=== What you should do ===
In the material below, some lines carry "export". Copy each such line.

=== Source material ===
════

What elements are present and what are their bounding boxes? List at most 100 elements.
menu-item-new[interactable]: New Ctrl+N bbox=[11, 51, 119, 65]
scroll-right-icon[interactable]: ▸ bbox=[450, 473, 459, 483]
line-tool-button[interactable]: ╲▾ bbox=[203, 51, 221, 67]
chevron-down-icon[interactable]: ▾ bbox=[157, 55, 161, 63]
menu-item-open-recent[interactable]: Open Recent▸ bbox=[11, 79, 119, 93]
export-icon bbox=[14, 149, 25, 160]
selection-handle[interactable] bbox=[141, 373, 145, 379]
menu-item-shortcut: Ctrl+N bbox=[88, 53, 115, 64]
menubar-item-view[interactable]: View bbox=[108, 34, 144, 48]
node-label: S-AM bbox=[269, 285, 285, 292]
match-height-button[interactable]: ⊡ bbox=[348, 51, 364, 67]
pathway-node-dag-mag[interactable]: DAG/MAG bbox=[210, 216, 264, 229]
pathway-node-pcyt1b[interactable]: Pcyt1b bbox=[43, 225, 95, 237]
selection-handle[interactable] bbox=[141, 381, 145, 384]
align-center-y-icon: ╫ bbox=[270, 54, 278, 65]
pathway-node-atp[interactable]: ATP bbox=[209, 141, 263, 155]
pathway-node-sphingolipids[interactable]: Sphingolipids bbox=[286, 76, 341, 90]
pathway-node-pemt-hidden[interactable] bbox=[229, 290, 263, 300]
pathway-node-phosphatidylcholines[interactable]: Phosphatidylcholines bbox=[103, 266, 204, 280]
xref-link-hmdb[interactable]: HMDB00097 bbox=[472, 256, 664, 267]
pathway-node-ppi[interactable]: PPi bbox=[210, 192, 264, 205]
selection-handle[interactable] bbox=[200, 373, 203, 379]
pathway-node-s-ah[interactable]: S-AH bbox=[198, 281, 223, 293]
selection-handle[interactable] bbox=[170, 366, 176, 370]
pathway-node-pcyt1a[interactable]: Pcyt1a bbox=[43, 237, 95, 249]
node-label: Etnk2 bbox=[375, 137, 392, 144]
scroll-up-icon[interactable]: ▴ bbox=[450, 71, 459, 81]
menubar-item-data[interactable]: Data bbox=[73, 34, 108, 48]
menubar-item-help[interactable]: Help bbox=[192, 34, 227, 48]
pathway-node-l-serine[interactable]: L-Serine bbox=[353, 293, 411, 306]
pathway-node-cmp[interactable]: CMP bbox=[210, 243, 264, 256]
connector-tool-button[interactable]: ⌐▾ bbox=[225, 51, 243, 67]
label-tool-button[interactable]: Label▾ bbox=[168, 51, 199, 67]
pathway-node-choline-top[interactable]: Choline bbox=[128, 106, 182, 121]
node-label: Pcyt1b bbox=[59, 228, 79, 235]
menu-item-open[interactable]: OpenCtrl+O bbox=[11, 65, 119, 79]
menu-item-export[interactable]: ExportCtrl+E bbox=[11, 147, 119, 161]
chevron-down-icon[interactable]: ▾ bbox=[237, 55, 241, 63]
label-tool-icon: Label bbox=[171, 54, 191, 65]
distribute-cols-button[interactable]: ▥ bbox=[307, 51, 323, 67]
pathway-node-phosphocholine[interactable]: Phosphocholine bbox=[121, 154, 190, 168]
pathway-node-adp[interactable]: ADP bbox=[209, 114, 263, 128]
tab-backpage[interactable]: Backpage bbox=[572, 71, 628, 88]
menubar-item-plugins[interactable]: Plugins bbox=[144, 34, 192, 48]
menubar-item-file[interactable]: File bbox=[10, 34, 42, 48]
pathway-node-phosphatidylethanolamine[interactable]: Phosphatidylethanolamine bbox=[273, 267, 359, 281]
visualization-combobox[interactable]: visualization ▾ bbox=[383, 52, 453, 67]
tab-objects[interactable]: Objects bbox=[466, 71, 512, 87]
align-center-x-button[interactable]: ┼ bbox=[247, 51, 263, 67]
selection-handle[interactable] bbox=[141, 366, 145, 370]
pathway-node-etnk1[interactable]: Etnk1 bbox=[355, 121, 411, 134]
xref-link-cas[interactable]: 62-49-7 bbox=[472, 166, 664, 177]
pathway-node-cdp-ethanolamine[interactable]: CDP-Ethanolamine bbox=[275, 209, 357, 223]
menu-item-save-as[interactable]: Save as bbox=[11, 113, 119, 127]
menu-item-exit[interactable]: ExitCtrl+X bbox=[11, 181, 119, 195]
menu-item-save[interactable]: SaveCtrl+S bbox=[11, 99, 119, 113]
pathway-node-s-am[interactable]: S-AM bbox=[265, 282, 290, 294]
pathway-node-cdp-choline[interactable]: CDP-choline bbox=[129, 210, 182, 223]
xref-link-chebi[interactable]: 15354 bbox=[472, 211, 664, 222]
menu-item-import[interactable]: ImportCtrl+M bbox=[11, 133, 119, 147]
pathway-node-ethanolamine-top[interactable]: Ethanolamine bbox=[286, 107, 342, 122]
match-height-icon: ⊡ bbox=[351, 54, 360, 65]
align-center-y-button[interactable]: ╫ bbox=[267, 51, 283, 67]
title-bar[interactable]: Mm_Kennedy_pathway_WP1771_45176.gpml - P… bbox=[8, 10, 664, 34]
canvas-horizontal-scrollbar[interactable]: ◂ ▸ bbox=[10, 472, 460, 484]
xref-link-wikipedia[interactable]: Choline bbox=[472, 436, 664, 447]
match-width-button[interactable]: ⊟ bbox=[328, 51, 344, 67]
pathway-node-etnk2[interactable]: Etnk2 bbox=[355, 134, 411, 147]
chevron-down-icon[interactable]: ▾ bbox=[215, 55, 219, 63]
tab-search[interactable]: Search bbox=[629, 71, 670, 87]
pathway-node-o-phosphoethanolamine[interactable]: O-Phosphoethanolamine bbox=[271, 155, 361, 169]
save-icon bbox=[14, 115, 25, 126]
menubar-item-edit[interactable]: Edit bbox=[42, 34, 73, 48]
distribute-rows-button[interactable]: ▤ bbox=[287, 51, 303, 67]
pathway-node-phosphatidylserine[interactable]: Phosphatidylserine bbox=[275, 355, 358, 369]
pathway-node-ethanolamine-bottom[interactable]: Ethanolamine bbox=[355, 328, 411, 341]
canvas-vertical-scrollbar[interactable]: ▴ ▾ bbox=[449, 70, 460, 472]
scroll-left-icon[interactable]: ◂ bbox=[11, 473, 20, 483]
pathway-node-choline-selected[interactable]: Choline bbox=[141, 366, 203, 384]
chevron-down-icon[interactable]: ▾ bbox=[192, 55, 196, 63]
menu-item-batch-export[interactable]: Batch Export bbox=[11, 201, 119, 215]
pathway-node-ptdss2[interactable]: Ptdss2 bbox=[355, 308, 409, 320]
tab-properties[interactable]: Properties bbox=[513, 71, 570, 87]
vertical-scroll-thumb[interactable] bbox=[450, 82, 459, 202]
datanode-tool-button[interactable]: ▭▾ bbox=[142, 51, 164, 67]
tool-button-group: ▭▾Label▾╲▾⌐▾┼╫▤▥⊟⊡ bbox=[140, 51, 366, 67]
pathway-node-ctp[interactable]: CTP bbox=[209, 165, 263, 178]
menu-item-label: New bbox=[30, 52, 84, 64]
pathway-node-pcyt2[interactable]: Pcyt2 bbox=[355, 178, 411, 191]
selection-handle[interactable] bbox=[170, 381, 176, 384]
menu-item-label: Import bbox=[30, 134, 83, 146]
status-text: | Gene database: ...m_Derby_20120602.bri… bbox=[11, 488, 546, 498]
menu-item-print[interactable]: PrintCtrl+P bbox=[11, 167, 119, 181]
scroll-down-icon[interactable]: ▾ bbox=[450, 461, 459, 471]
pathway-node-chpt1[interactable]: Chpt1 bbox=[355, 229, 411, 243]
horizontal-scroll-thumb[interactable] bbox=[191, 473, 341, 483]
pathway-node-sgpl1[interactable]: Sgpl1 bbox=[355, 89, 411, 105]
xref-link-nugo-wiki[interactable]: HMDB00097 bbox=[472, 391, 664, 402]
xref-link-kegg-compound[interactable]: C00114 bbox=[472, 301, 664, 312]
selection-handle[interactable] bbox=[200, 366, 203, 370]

════

=== Result below ===
export-icon bbox=[14, 149, 25, 160]
menu-item-export[interactable]: ExportCtrl+E bbox=[11, 147, 119, 161]
menu-item-batch-export[interactable]: Batch Export bbox=[11, 201, 119, 215]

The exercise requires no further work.